• Available data:
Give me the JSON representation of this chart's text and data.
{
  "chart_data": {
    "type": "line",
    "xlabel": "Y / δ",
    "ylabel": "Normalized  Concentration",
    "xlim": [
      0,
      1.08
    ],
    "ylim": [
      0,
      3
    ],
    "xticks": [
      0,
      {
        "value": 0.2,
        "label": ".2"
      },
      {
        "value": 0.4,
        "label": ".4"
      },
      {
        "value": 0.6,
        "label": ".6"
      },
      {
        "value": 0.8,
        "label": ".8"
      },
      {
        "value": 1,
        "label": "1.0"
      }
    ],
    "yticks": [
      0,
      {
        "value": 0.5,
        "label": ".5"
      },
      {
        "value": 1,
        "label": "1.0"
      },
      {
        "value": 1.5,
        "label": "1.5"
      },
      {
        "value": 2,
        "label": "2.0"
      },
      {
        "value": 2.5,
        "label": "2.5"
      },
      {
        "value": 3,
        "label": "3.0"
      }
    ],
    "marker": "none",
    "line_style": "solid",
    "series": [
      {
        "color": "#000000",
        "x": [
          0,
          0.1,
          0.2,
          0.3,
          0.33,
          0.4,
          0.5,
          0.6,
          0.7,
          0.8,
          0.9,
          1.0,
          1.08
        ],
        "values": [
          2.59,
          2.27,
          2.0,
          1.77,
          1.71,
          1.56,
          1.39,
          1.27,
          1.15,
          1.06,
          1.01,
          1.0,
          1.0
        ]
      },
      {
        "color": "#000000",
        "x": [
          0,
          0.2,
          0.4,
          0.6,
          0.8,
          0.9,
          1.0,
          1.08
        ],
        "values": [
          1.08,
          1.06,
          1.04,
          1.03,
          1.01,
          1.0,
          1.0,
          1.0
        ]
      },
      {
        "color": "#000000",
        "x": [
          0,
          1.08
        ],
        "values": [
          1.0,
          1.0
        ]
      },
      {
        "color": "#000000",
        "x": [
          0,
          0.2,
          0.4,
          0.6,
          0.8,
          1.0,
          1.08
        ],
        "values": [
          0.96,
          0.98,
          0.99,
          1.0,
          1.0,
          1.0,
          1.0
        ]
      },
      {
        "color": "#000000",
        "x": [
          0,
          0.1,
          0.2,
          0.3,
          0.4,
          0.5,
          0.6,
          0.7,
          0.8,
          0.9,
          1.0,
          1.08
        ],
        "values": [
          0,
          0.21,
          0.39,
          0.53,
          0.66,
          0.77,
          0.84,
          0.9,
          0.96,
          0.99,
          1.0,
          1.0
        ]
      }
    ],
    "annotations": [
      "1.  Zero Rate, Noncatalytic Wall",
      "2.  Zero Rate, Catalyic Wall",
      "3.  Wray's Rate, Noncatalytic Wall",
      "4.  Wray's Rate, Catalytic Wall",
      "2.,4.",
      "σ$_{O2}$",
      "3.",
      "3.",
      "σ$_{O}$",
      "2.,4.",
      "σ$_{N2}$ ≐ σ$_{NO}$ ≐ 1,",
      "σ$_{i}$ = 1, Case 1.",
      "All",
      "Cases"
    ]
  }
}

• What is needed: Show every line that contains the word "Wray".

• Written solution:
      "3.  Wray's Rate, Noncatalytic Wall",
      "4.  Wray's Rate, Catalytic Wall",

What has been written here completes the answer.